Texte fourni:
__________________________________________________

Cette image corrompt notre esprit, cor­rompt aussi notre religion, parce que justement l'Évangile nous a apporté une autre échelle des valeurs. A cette échelle des valeurs fondées sur la domination, sur l'écrasement de la fragilité humaine par la puissance divine, selon l'image que les hommes étaient alors capables de construire, l'Evangile oppose une nouvelle 
échelle des valeurs, incroyable, merveilleuse et dont nous n'avons pas encore commencé de comprendre la portée.

Le Jeudi Saint, à quelques heures de l'Ago­nie, les apôtres sont encore entrés au Cénacle sans comprendre. A la table même de la Cène, ils se sont disputés la première place.

Car il ne reste pas autre chose que des pre­mières places, et Jacques et Jean -Jean lui­ même, le disciple bien-aimé - ont par l'entre­mise de leur mère réclamé les premières places.

Ils rêvent de s'asseoir sur des trônes pour juger les douze tribus d'Israël. Ils ne savent pas, comme disait Jésus, de quel esprit ils sont. Ils sont dominés, comme nous le sommes encore, par cette image de domination. Pour eux, la grandeur, c'est de regarder de haut en bas, d'avoir des sujets et de recevoir des hommages.

Et Jésus va nous introduire maintenant dans la véritable grandeur. Il va mettre de l'eau dans un bassin, il va se ceindre d'un linge, il va s'agenouiller devant eux, il va leur laver les pieds, fai­sant le geste que les esclaves des Hébreux eux­-mêmes auraient refusé à leurs maîtres. 

Et Pierre, toujours dominé par son image de la grandeur, de la fausse grandeur, se scandalise : «Mais non, Seigneur, c'est impossible ! » Il veut détourner Jésus de cette  humilité, comme il voulait le détourner naguère de la Croix. 

Il faut que Jésus affirme qu'il n'aura aucune part au Royaume s'il ne se laisse faire. Et maintenant Jésus à genoux lave les pieds de Judas qui l'a vendu, de Pierre qui va le renier, de Jacques et Jean qui vont s'en­dormir dans le Jardin de l'Agonie, de tous les autres qui vont s'enfuir quand il aura été livré et qu'il apparaîtra désormais comme le condamné voué à l'infamie. 

C'est ici que commence la Nouvelle Alliance, que le voile se déchire, que le vrai visage de Dieu apparaît et que cette échelle de grandeurs nouvelle, incomparable, nous est enfin révélée : la véritable grandeur, ce n'est pas de dominer, la véritable grandeur, c'est la générosité, la générosité... Le plus grand, c'est celui qui donne le plus, celui qui donne tout, celui qui donne infiniment, celui qui n'a rien, celui qui n'est qu'Amour et qui ne peut qu'aimer.

Ce visage de Dieu se révèle enfin, le vrai, l'unique vrai visage de Dieu, inconnu, insoupçonné, imprévisible, merveilleux, celui que le monde d'aujourd'hui attend et ne connaît pas encore.

Car enfin, tout l'athéisme moderne: Marx, Nietzsche, Sartre, Camus, tous ces grands talents, tous ces grands hommes, chacun à sa manière, pourquoi refusent-ils Dieu? Mais justement, Dieu, ils le voient toujours sous l'image du Pharaon, comme une limite à l'homme, comme une menace contre l'homme, comme un interdit, comme une défense, comme une barrière.

__________________________________________________

Consigne 1:
Modifiez les entrées situées entre la ligne contenant « Patent image size: (606, 647). » et la fin des entrées, bornes incluses, en remplaçant « sectional view » par « cross-sectional view » sans rien changer d'autre. N'incluez pas les images dans votre réponse.

__________________________________________________

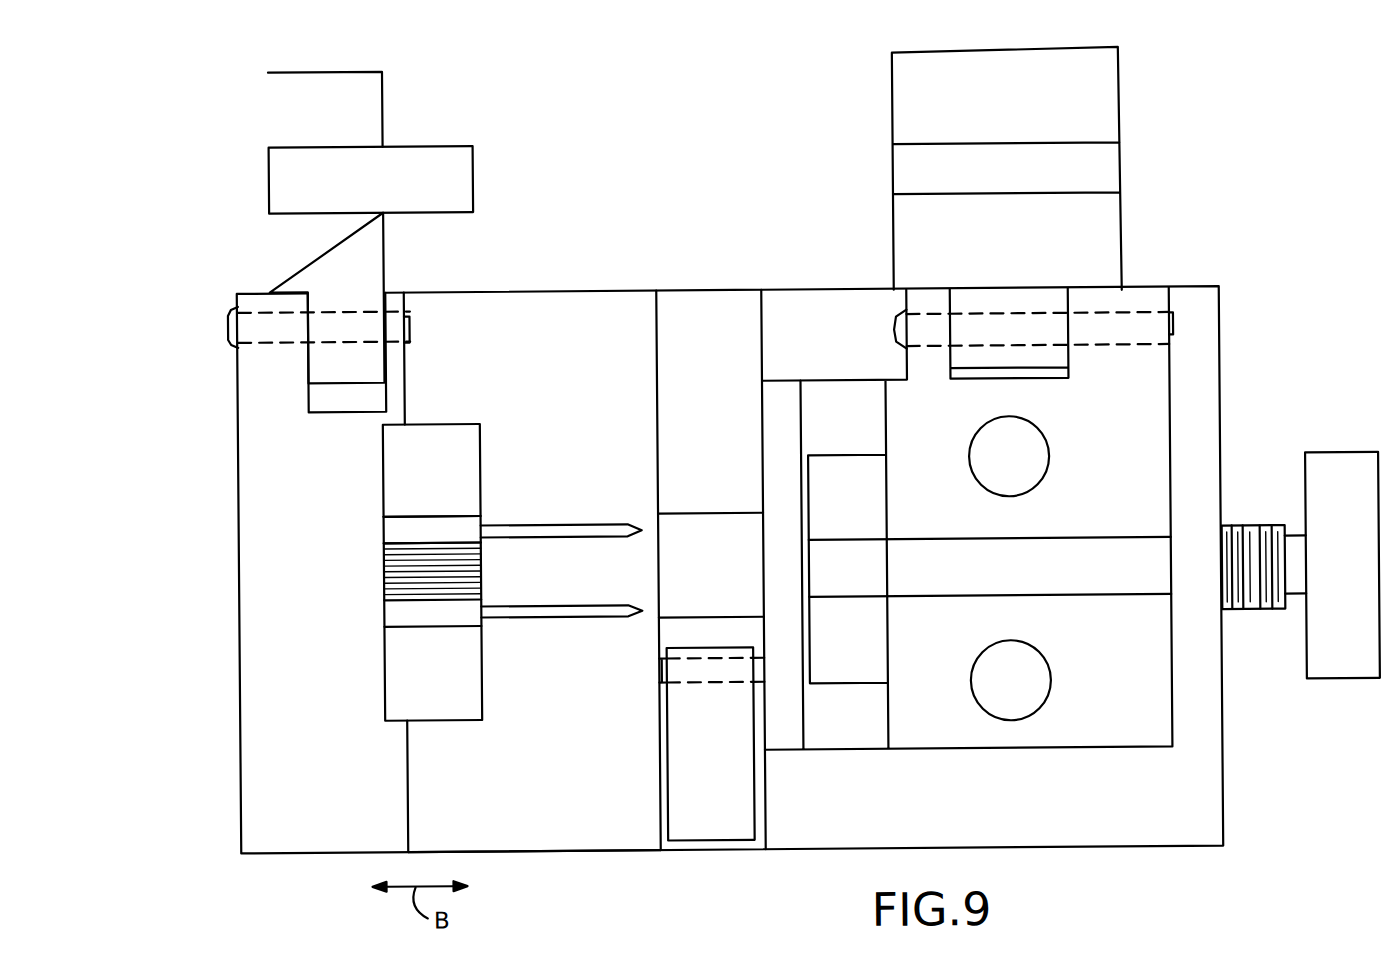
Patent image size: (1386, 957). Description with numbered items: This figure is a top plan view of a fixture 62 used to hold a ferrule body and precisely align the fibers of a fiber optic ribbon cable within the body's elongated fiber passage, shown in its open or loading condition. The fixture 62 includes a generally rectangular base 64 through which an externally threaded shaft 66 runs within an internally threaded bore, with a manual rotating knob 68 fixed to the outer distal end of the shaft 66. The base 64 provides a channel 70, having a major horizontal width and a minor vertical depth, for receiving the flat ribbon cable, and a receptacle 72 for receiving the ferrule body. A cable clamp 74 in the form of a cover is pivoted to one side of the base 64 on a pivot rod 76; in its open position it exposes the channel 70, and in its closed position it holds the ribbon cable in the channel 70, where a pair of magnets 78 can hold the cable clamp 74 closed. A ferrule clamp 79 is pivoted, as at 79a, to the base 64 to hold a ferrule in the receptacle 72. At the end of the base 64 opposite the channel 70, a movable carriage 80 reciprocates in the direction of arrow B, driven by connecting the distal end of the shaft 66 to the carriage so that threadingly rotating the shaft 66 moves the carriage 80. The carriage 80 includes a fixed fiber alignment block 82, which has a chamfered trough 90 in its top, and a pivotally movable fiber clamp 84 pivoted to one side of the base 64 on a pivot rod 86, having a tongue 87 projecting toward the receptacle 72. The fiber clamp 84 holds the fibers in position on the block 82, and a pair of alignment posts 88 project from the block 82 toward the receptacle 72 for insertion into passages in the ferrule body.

The fixture 62 is at (667, 268).
The base 64 is at (630, 824).
The shaft 66 is at (1266, 529).
The rotating knob 68 is at (1351, 665).
The channel 70 is at (1095, 541).
The receptacle 72 is at (680, 514).
The cable clamp 74 is at (1099, 106).
The pivot rod 76 is at (1120, 313).
The magnets 78 is at (1033, 447).
The ferrule clamp 79 is at (733, 815).
The pivot 79a is at (756, 672).
The movable carriage 80 is at (227, 820).
The fiber alignment block 82 is at (366, 501).
The fiber clamp 84 is at (289, 101).
The pivot rod 86 is at (359, 317).
The tongue 87 is at (455, 166).
The alignment posts 88 is at (562, 532).
The chamfered trough 90 is at (450, 523).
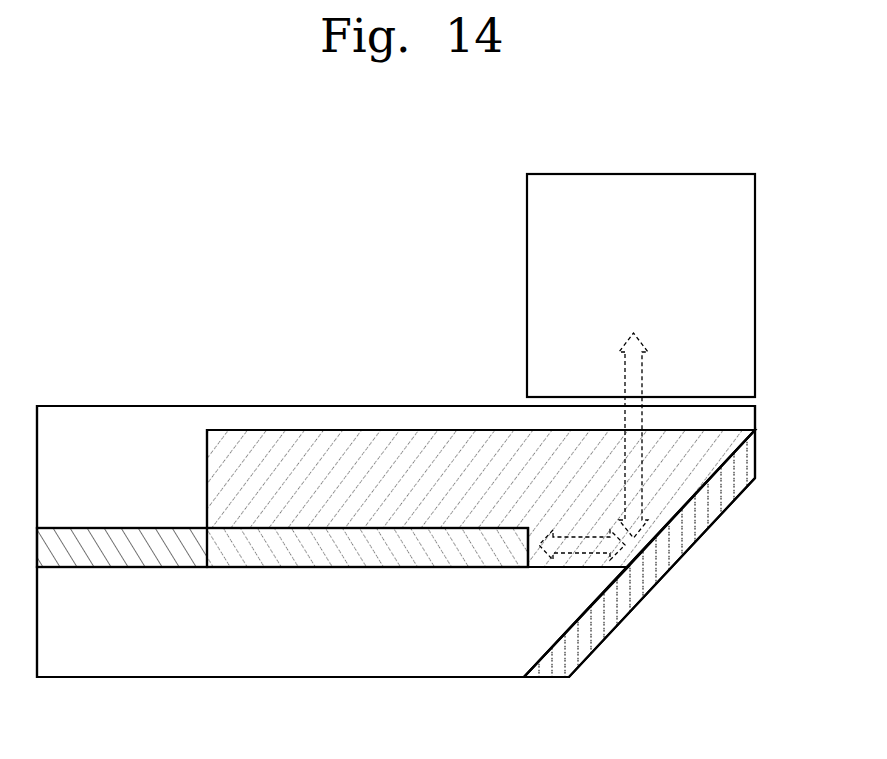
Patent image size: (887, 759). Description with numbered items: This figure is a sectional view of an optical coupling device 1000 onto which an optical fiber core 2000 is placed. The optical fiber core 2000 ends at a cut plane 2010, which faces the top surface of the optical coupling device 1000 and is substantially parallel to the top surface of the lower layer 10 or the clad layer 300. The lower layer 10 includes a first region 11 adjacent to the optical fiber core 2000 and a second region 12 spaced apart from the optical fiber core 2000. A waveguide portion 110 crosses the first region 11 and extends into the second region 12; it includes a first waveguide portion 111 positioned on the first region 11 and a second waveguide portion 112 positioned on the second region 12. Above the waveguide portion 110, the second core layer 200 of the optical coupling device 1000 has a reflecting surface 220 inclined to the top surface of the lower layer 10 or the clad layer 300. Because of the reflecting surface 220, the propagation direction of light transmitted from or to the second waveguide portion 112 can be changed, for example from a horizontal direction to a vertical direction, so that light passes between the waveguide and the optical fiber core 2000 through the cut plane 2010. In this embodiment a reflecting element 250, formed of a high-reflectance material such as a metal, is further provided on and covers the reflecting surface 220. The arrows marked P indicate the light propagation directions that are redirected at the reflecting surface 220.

The optical coupling device 1000 is at (798, 405).
The optical fiber core 2000 is at (537, 262).
The cut plane 2010 is at (533, 399).
The clad layer 300 is at (138, 489).
The second core layer 200 is at (440, 489).
The reflecting surface 220 is at (688, 491).
The reflecting element 250 is at (643, 582).
The waveguide portion 110 is at (332, 599).
The first waveguide portion 111 is at (138, 556).
The second waveguide portion 112 is at (367, 578).
The lower layer 10 is at (423, 638).
The first region 11 is at (208, 692).
The second region 12 is at (755, 692).
The pressure P is at (642, 338).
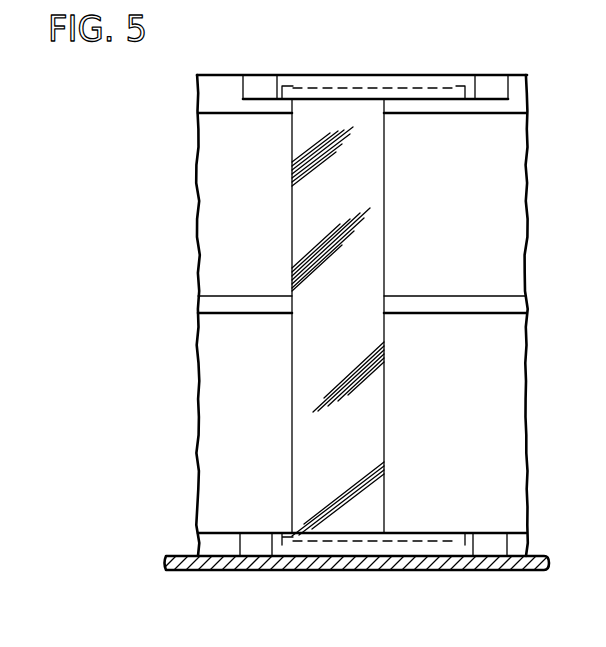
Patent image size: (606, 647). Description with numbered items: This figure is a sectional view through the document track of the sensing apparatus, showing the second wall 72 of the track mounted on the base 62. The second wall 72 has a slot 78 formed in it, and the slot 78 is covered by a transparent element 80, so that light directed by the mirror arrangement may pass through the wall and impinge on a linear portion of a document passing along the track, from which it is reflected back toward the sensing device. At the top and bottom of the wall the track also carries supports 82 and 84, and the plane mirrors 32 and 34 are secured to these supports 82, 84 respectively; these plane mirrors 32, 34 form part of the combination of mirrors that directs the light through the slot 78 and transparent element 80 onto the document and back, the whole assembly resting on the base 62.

The plane mirror 32 is at (345, 86).
The plane mirror 34 is at (412, 545).
The base 62 is at (197, 562).
The second wall 72 is at (513, 257).
The slot 78 is at (384, 205).
The transparent element 80 is at (292, 200).
The support 82 is at (447, 75).
The support 84 is at (343, 560).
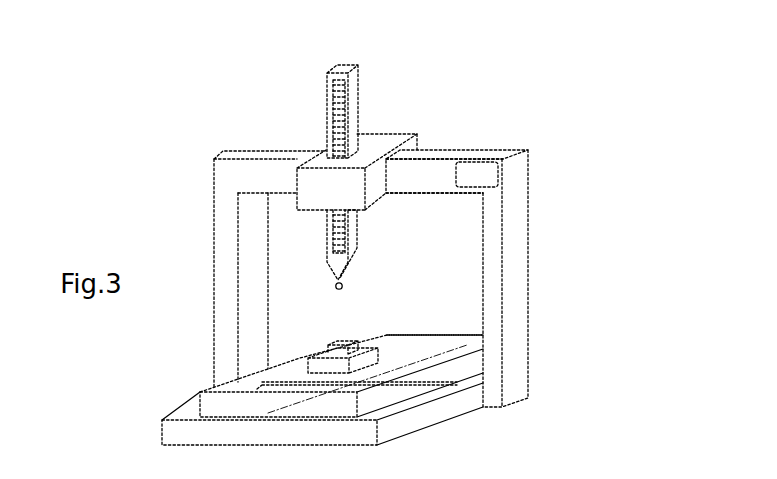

__________________________________________________

Consigne 2:
D'après le texte fourni, en quoi consiste la véritable grandeur ?

Corrigé 1:
Patent image size: (606, 647). Description with numbered items: This figure is a cross-sectional view through the document track of the sensing apparatus, showing the second wall 72 of the track mounted on the base 62. The second wall 72 has a slot 78 formed in it, and the slot 78 is covered by a transparent element 80, so that light directed by the mirror arrangement may pass through the wall and impinge on a linear portion of a document passing along the track, from which it is reflected back toward the sensing device. At the top and bottom of the wall the track also carries supports 82 and 84, and the plane mirrors 32 and 34 are secured to these supports 82, 84 respectively; these plane mirrors 32, 34 form part of the combination of mirrors that directs the light through the slot 78 and transparent element 80 onto the document and back, the whole assembly resting on the base 62.

The plane mirror 32 is at (345, 86).
The plane mirror 34 is at (412, 545).
The base 62 is at (197, 562).
The second wall 72 is at (513, 257).
The slot 78 is at (384, 205).
The transparent element 80 is at (292, 200).
The support 82 is at (447, 75).
The support 84 is at (343, 560).

Corrigé 2:
La véritable grandeur n'est pas de dominer, c'est la générosité.